— Begin Raw data —

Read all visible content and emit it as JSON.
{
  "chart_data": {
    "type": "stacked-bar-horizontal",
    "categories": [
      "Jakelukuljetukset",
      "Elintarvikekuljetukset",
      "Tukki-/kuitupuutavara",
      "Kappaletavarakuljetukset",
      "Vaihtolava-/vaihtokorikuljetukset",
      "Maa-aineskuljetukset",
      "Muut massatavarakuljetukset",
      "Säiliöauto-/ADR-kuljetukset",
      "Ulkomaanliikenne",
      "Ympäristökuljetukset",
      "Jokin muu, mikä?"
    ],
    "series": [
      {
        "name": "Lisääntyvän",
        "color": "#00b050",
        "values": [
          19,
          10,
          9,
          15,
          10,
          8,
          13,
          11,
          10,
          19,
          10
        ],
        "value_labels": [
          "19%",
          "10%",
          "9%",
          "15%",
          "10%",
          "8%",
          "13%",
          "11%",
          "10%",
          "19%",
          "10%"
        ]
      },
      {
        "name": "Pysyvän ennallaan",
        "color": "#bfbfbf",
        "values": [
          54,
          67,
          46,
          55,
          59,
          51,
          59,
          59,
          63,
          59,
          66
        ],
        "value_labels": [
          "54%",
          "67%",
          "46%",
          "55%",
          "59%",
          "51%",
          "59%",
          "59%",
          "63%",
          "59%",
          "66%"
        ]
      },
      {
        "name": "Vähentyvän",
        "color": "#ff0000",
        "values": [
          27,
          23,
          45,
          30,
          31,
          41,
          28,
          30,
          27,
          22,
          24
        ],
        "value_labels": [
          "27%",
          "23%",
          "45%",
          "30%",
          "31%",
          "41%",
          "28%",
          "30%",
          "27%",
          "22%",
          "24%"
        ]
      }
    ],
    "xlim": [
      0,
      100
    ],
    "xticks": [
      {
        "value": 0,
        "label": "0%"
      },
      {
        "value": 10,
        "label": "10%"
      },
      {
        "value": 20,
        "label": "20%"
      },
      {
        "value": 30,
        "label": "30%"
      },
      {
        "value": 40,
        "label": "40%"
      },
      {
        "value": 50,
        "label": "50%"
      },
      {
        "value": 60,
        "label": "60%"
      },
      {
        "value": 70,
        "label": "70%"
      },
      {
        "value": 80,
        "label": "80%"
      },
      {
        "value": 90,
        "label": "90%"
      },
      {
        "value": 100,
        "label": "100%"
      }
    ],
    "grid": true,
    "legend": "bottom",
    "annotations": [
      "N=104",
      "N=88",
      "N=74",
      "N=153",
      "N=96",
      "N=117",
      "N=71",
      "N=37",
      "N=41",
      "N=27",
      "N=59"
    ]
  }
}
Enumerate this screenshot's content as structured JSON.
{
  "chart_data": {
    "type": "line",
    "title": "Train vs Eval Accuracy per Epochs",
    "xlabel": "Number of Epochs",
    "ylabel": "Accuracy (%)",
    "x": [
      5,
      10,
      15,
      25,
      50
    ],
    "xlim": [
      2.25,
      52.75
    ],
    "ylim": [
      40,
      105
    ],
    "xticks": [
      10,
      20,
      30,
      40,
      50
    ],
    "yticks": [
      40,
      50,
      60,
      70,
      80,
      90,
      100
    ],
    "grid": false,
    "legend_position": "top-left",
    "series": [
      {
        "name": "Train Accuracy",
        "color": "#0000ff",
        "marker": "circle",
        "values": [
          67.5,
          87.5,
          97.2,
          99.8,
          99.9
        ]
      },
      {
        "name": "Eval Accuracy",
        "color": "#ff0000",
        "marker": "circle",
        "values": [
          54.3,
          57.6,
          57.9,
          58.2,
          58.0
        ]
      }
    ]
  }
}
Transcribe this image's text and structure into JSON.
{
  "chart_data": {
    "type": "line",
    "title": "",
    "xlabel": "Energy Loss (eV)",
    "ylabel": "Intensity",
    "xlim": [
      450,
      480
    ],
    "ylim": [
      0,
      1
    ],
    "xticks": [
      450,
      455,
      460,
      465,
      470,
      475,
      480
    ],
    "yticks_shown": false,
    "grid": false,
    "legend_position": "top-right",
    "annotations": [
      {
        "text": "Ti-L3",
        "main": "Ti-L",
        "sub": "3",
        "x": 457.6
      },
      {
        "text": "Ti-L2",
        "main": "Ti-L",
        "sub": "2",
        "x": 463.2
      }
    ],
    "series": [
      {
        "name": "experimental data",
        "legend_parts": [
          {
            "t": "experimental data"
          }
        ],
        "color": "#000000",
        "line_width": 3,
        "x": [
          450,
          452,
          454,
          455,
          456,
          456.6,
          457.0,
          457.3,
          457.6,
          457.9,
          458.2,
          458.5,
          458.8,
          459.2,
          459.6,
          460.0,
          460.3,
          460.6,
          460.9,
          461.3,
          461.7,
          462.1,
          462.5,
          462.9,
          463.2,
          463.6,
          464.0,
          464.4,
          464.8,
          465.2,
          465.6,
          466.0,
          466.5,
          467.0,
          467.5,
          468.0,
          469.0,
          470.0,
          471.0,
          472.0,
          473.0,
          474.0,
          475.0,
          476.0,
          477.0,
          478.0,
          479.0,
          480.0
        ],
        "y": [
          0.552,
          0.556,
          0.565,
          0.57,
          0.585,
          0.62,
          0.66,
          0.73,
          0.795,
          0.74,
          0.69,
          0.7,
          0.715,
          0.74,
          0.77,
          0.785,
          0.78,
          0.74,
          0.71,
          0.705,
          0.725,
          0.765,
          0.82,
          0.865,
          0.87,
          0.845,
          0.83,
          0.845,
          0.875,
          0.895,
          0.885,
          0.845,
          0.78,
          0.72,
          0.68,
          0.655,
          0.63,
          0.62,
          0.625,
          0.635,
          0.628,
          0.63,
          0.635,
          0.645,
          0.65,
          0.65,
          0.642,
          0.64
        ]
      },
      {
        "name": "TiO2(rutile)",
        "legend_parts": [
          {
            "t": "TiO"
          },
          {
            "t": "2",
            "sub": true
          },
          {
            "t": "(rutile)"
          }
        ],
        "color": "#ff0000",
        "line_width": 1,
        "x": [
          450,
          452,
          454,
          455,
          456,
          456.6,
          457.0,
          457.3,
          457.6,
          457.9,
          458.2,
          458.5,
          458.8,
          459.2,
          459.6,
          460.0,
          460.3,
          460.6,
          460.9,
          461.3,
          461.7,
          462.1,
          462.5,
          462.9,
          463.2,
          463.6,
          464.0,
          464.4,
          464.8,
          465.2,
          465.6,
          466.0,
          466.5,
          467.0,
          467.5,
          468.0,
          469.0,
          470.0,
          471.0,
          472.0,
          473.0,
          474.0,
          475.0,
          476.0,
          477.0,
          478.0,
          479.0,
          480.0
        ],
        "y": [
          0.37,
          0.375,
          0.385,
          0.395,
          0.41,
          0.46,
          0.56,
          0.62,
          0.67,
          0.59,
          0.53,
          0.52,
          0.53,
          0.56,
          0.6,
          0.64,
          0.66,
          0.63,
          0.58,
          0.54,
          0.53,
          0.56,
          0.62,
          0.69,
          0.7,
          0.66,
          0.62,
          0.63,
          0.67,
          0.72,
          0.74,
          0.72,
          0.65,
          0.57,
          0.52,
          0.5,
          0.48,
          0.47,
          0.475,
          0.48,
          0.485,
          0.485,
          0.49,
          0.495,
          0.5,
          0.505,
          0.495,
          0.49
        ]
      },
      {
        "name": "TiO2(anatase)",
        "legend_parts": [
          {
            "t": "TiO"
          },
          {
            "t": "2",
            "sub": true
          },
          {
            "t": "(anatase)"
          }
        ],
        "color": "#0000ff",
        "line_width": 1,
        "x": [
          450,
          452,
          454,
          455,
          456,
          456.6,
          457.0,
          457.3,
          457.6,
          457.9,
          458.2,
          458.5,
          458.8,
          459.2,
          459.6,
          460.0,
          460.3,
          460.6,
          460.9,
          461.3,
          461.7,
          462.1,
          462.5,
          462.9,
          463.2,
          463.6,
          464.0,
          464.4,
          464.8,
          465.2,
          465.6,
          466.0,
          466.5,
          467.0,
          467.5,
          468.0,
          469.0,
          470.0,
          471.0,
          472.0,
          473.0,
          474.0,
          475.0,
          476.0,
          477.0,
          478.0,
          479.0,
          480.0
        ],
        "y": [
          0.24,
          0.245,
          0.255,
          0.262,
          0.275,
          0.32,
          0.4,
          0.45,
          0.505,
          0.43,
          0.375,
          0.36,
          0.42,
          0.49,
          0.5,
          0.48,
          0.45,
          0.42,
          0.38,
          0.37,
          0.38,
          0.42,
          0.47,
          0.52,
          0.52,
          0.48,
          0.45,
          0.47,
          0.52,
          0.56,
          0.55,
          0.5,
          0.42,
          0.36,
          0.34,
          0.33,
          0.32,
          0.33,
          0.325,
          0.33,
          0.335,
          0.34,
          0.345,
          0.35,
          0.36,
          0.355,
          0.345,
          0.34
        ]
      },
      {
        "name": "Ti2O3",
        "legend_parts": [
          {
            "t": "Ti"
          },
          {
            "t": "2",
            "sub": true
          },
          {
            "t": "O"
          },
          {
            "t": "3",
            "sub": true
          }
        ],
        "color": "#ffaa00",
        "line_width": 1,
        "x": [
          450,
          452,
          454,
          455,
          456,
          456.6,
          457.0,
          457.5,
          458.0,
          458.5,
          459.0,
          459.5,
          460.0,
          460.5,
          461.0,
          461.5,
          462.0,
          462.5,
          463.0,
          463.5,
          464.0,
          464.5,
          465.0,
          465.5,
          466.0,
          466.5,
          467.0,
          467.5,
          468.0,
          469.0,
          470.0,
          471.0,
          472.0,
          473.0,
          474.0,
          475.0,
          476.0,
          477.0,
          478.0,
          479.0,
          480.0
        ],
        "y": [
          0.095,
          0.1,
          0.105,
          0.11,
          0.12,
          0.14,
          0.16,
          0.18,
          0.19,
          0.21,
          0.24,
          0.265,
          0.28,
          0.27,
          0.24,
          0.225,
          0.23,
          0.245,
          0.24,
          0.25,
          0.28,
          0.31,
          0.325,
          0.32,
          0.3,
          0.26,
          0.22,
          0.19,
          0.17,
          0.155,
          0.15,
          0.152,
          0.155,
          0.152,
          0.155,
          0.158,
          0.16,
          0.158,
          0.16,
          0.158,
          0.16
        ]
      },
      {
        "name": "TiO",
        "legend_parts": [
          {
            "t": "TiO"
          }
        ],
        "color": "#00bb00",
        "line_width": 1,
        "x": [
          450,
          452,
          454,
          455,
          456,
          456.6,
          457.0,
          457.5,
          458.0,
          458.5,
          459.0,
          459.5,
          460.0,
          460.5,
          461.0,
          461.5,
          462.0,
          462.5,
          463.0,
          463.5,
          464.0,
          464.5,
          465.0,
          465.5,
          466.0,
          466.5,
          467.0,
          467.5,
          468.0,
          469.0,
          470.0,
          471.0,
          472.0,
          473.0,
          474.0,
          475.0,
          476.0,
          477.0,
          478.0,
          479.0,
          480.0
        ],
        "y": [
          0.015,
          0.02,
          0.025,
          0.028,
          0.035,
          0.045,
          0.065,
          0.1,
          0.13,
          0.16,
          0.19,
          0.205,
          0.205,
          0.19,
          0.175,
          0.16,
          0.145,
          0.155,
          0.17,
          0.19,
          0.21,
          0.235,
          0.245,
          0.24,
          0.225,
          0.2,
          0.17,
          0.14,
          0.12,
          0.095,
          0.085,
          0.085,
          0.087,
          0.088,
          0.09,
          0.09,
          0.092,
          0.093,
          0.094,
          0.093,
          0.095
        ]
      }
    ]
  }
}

— End Raw data —

* [Required task]:
Gather up, from the records above, each line where the word "xlabel" appears.

* [Correct answer]:
    "xlabel": "Number of Epochs",
    "xlabel": "Energy Loss (eV)",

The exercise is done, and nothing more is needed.